Task directions
Find and copy lines holding "建议由滁州市应急管理局给予罚款".

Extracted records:

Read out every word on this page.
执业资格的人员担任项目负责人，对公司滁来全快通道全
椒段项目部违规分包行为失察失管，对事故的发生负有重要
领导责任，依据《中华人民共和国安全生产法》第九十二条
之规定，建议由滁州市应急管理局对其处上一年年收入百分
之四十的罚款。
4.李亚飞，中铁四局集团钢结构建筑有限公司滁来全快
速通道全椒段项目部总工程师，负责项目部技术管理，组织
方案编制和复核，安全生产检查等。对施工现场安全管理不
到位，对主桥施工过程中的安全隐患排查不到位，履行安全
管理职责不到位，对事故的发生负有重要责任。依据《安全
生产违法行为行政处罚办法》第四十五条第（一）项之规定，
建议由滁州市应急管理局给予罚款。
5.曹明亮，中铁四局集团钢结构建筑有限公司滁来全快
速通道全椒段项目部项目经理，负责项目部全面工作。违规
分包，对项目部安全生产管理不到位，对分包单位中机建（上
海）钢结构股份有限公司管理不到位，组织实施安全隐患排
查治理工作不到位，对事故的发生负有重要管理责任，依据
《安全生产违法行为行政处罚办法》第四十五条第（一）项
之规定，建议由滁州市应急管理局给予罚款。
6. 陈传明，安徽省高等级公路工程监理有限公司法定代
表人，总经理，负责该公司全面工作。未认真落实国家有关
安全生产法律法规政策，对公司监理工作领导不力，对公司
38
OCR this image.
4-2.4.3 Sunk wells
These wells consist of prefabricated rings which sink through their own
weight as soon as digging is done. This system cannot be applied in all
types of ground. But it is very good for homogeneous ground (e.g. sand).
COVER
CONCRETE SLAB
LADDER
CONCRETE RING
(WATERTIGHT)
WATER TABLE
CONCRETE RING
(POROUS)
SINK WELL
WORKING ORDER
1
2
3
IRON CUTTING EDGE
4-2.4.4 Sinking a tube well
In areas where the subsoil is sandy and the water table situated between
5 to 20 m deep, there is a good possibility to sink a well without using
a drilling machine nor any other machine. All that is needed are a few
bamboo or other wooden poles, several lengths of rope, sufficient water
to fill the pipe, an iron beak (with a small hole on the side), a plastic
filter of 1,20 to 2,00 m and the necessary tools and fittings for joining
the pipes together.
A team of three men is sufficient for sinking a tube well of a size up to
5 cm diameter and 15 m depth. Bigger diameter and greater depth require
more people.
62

Response to the exercise
建议由滁州市应急管理局给予罚款。
之规定，建议由滁州市应急管理局给予罚款。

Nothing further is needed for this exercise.